Task description => Write every record out again exactly as given.

Record list =>
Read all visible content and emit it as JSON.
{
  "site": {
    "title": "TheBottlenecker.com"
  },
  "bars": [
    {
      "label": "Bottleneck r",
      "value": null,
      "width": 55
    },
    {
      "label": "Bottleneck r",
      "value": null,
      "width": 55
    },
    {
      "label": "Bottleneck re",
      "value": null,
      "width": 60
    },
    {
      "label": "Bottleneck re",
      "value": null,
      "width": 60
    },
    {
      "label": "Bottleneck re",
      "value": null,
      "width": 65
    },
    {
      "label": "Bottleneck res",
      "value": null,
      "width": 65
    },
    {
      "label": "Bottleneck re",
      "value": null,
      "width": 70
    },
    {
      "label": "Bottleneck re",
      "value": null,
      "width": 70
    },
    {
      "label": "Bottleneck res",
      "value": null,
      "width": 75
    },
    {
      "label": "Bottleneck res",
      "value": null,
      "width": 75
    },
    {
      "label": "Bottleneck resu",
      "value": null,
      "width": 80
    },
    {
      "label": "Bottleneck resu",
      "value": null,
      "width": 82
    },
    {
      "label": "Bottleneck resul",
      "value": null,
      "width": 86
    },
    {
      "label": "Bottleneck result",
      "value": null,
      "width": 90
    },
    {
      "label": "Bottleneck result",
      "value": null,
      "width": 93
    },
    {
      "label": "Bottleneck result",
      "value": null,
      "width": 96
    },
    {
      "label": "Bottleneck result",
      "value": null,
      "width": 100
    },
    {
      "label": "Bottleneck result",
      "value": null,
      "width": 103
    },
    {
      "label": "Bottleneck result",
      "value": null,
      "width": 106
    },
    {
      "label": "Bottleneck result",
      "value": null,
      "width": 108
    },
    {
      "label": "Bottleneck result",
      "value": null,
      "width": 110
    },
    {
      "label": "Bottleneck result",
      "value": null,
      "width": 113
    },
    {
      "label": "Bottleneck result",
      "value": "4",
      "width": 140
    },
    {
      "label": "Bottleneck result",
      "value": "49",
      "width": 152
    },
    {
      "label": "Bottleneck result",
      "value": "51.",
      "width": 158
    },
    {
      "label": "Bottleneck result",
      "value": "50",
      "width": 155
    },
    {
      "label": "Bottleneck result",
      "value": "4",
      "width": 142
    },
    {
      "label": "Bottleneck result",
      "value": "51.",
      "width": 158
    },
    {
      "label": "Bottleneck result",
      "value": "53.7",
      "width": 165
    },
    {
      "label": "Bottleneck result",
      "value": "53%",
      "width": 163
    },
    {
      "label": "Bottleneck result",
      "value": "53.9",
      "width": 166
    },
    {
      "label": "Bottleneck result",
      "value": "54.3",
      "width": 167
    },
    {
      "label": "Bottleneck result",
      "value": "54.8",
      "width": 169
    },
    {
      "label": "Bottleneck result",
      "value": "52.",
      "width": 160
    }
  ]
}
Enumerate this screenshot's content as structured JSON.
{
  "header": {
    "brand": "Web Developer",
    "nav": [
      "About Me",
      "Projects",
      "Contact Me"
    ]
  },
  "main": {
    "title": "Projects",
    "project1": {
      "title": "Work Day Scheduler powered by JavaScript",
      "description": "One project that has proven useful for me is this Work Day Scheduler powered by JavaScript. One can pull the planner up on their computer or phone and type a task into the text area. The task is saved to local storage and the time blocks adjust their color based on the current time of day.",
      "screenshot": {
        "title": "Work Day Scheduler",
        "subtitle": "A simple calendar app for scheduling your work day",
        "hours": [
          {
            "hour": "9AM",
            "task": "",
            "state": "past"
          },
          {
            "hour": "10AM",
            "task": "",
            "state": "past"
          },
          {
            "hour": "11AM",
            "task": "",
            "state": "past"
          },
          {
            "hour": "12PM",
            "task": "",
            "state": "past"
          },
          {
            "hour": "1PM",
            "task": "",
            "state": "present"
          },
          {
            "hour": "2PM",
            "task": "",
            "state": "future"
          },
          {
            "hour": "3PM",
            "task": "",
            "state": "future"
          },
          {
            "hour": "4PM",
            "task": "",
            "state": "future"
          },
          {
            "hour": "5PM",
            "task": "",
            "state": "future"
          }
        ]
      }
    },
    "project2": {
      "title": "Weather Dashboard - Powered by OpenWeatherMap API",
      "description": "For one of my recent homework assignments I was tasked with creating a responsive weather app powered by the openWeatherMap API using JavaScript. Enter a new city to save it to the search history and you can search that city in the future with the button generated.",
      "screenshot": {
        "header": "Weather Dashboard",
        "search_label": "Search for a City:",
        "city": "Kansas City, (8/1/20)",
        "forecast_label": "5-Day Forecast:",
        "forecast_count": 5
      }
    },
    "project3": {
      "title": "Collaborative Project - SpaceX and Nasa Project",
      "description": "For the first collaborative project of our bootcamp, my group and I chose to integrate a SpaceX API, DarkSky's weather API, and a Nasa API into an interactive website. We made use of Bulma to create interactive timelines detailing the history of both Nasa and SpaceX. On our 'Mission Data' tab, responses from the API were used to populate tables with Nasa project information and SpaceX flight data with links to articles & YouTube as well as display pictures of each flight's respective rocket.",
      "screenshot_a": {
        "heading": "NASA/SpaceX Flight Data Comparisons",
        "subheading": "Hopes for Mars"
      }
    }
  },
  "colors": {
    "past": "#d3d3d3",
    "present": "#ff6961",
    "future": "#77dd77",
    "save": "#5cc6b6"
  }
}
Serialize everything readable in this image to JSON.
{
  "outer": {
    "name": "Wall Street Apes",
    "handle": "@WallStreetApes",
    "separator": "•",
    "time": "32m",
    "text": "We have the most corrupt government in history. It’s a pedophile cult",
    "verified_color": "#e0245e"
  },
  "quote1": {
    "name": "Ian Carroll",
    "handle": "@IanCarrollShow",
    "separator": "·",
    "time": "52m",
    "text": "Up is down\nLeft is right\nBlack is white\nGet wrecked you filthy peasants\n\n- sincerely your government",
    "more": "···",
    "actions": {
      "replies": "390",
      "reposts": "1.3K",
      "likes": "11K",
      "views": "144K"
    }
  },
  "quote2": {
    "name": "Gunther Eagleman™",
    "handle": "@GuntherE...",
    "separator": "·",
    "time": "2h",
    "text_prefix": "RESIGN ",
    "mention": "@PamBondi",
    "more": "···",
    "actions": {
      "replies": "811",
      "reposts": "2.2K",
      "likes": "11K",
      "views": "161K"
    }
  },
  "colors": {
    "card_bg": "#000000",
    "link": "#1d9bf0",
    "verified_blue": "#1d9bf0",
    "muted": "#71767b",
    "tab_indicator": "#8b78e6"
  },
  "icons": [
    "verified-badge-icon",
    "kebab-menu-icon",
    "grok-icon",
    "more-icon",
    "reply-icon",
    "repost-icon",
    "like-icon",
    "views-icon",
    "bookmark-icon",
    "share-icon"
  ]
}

Solution for this task =>
Read all visible content and emit it as JSON.
{
  "site": {
    "title": "TheBottlenecker.com"
  },
  "bars": [
    {
      "label": "Bottleneck r",
      "value": null,
      "width": 55
    },
    {
      "label": "Bottleneck r",
      "value": null,
      "width": 55
    },
    {
      "label": "Bottleneck re",
      "value": null,
      "width": 60
    },
    {
      "label": "Bottleneck re",
      "value": null,
      "width": 60
    },
    {
      "label": "Bottleneck re",
      "value": null,
      "width": 65
    },
    {
      "label": "Bottleneck res",
      "value": null,
      "width": 65
    },
    {
      "label": "Bottleneck re",
      "value": null,
      "width": 70
    },
    {
      "label": "Bottleneck re",
      "value": null,
      "width": 70
    },
    {
      "label": "Bottleneck res",
      "value": null,
      "width": 75
    },
    {
      "label": "Bottleneck res",
      "value": null,
      "width": 75
    },
    {
      "label": "Bottleneck resu",
      "value": null,
      "width": 80
    },
    {
      "label": "Bottleneck resu",
      "value": null,
      "width": 82
    },
    {
      "label": "Bottleneck resul",
      "value": null,
      "width": 86
    },
    {
      "label": "Bottleneck result",
      "value": null,
      "width": 90
    },
    {
      "label": "Bottleneck result",
      "value": null,
      "width": 93
    },
    {
      "label": "Bottleneck result",
      "value": null,
      "width": 96
    },
    {
      "label": "Bottleneck result",
      "value": null,
      "width": 100
    },
    {
      "label": "Bottleneck result",
      "value": null,
      "width": 103
    },
    {
      "label": "Bottleneck result",
      "value": null,
      "width": 106
    },
    {
      "label": "Bottleneck result",
      "value": null,
      "width": 108
    },
    {
      "label": "Bottleneck result",
      "value": null,
      "width": 110
    },
    {
      "label": "Bottleneck result",
      "value": null,
      "width": 113
    },
    {
      "label": "Bottleneck result",
      "value": "4",
      "width": 140
    },
    {
      "label": "Bottleneck result",
      "value": "49",
      "width": 152
    },
    {
      "label": "Bottleneck result",
      "value": "51.",
      "width": 158
    },
    {
      "label": "Bottleneck result",
      "value": "50",
      "width": 155
    },
    {
      "label": "Bottleneck result",
      "value": "4",
      "width": 142
    },
    {
      "label": "Bottleneck result",
      "value": "51.",
      "width": 158
    },
    {
      "label": "Bottleneck result",
      "value": "53.7",
      "width": 165
    },
    {
      "label": "Bottleneck result",
      "value": "53%",
      "width": 163
    },
    {
      "label": "Bottleneck result",
      "value": "53.9",
      "width": 166
    },
    {
      "label": "Bottleneck result",
      "value": "54.3",
      "width": 167
    },
    {
      "label": "Bottleneck result",
      "value": "54.8",
      "width": 169
    },
    {
      "label": "Bottleneck result",
      "value": "52.",
      "width": 160
    }
  ]
}
Enumerate this screenshot's content as structured JSON.
{
  "header": {
    "brand": "Web Developer",
    "nav": [
      "About Me",
      "Projects",
      "Contact Me"
    ]
  },
  "main": {
    "title": "Projects",
    "project1": {
      "title": "Work Day Scheduler powered by JavaScript",
      "description": "One project that has proven useful for me is this Work Day Scheduler powered by JavaScript. One can pull the planner up on their computer or phone and type a task into the text area. The task is saved to local storage and the time blocks adjust their color based on the current time of day.",
      "screenshot": {
        "title": "Work Day Scheduler",
        "subtitle": "A simple calendar app for scheduling your work day",
        "hours": [
          {
            "hour": "9AM",
            "task": "",
            "state": "past"
          },
          {
            "hour": "10AM",
            "task": "",
            "state": "past"
          },
          {
            "hour": "11AM",
            "task": "",
            "state": "past"
          },
          {
            "hour": "12PM",
            "task": "",
            "state": "past"
          },
          {
            "hour": "1PM",
            "task": "",
            "state": "present"
          },
          {
            "hour": "2PM",
            "task": "",
            "state": "future"
          },
          {
            "hour": "3PM",
            "task": "",
            "state": "future"
          },
          {
            "hour": "4PM",
            "task": "",
            "state": "future"
          },
          {
            "hour": "5PM",
            "task": "",
            "state": "future"
          }
        ]
      }
    },
    "project2": {
      "title": "Weather Dashboard - Powered by OpenWeatherMap API",
      "description": "For one of my recent homework assignments I was tasked with creating a responsive weather app powered by the openWeatherMap API using JavaScript. Enter a new city to save it to the search history and you can search that city in the future with the button generated.",
      "screenshot": {
        "header": "Weather Dashboard",
        "search_label": "Search for a City:",
        "city": "Kansas City, (8/1/20)",
        "forecast_label": "5-Day Forecast:",
        "forecast_count": 5
      }
    },
    "project3": {
      "title": "Collaborative Project - SpaceX and Nasa Project",
      "description": "For the first collaborative project of our bootcamp, my group and I chose to integrate a SpaceX API, DarkSky's weather API, and a Nasa API into an interactive website. We made use of Bulma to create interactive timelines detailing the history of both Nasa and SpaceX. On our 'Mission Data' tab, responses from the API were used to populate tables with Nasa project information and SpaceX flight data with links to articles & YouTube as well as display pictures of each flight's respective rocket.",
      "screenshot_a": {
        "heading": "NASA/SpaceX Flight Data Comparisons",
        "subheading": "Hopes for Mars"
      }
    }
  },
  "colors": {
    "past": "#d3d3d3",
    "present": "#ff6961",
    "future": "#77dd77",
    "save": "#5cc6b6"
  }
}
Serialize everything readable in this image to JSON.
{
  "outer": {
    "name": "Wall Street Apes",
    "handle": "@WallStreetApes",
    "separator": "•",
    "time": "32m",
    "text": "We have the most corrupt government in history. It’s a pedophile cult",
    "verified_color": "#e0245e"
  },
  "quote1": {
    "name": "Ian Carroll",
    "handle": "@IanCarrollShow",
    "separator": "·",
    "time": "52m",
    "text": "Up is down\nLeft is right\nBlack is white\nGet wrecked you filthy peasants\n\n- sincerely your government",
    "more": "···",
    "actions": {
      "replies": "390",
      "reposts": "1.3K",
      "likes": "11K",
      "views": "144K"
    }
  },
  "quote2": {
    "name": "Gunther Eagleman™",
    "handle": "@GuntherE...",
    "separator": "·",
    "time": "2h",
    "text_prefix": "RESIGN ",
    "mention": "@PamBondi",
    "more": "···",
    "actions": {
      "replies": "811",
      "reposts": "2.2K",
      "likes": "11K",
      "views": "161K"
    }
  },
  "colors": {
    "card_bg": "#000000",
    "link": "#1d9bf0",
    "verified_blue": "#1d9bf0",
    "muted": "#71767b",
    "tab_indicator": "#8b78e6"
  },
  "icons": [
    "verified-badge-icon",
    "kebab-menu-icon",
    "grok-icon",
    "more-icon",
    "reply-icon",
    "repost-icon",
    "like-icon",
    "views-icon",
    "bookmark-icon",
    "share-icon"
  ]
}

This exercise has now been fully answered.